■ **WRITTEN REQUEST**: Of all the lines in the material below, how many include the string "için"? Give the number only.

━━━

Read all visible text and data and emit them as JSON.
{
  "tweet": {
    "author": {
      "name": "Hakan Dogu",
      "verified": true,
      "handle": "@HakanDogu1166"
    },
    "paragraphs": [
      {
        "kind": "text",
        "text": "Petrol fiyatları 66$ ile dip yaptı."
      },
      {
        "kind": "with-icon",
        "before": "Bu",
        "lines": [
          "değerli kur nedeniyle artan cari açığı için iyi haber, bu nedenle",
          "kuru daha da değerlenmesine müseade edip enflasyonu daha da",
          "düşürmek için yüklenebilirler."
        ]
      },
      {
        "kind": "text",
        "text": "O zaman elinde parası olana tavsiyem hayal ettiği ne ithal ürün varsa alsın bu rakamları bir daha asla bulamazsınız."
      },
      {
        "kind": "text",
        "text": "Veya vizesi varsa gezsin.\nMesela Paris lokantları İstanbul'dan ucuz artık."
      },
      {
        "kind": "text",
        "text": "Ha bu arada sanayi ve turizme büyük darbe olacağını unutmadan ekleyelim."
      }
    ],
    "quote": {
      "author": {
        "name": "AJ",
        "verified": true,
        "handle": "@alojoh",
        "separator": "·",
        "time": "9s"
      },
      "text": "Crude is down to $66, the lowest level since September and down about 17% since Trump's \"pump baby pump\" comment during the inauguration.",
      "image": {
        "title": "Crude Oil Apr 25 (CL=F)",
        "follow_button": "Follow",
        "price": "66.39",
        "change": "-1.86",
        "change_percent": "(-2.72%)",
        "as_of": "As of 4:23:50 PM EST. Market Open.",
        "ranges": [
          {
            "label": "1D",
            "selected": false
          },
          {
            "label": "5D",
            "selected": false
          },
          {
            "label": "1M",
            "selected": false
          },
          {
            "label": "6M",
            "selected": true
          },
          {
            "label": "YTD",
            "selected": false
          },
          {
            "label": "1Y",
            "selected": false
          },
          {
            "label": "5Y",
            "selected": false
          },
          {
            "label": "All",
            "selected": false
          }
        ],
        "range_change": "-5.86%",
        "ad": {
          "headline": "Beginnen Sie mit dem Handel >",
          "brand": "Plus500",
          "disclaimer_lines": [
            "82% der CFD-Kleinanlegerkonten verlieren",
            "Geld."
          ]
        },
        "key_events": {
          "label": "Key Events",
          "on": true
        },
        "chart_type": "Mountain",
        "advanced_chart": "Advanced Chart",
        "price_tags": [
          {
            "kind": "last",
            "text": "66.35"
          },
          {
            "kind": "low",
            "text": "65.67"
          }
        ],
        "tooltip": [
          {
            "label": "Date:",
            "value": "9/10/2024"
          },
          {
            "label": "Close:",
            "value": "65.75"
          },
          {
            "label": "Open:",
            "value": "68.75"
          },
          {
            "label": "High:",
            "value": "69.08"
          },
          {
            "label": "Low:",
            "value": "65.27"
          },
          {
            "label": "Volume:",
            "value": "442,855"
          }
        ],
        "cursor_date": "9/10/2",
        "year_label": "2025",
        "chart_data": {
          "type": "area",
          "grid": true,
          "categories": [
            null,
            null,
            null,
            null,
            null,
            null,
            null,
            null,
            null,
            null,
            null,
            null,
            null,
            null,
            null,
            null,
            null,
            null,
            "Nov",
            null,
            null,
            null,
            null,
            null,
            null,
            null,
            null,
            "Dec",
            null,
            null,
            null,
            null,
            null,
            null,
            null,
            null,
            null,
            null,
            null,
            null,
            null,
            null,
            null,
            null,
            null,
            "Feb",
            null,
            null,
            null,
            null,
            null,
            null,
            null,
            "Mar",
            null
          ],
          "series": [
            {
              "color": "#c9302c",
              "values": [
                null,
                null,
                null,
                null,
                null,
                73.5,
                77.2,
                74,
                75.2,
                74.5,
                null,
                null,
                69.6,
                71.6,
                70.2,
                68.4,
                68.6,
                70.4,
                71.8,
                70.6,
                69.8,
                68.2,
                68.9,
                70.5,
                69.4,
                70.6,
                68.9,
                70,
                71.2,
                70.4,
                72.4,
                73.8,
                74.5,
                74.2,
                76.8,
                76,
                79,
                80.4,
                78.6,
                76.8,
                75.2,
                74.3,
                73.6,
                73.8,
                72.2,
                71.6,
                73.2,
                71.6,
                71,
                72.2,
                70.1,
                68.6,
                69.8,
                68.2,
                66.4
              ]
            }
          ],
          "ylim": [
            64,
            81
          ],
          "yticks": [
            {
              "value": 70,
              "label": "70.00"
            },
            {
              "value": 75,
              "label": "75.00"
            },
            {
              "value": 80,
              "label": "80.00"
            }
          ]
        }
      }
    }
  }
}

━━━

■ **WRITTEN RESPONSE**: 2